Records shown
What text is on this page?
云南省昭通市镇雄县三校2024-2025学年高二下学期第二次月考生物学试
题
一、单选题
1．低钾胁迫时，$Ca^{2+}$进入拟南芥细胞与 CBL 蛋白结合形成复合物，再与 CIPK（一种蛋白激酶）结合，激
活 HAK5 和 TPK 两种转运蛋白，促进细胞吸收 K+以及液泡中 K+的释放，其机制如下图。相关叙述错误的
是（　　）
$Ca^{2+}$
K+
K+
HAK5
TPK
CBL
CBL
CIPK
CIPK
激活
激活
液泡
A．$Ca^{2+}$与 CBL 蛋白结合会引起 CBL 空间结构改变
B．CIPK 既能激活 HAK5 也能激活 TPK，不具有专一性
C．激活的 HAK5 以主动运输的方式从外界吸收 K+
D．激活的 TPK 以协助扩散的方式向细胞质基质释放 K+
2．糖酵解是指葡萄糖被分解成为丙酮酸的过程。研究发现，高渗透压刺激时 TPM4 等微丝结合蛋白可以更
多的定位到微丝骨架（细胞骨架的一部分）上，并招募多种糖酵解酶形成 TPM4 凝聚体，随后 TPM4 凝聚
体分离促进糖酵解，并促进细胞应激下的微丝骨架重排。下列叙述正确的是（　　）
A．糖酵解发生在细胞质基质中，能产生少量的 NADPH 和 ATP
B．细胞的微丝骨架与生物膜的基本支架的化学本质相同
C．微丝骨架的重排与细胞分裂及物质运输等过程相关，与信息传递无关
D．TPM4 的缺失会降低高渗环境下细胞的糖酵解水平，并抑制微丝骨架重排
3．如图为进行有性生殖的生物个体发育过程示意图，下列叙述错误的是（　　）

Set problem
Extract each line holding the string "CIPK".

Worked solution
1．低钾胁迫时，$Ca^{2+}$进入拟南芥细胞与 CBL 蛋白结合形成复合物，再与 CIPK（一种蛋白激酶）结合，激
CIPK
CIPK
B．CIPK 既能激活 HAK5 也能激活 TPK，不具有专一性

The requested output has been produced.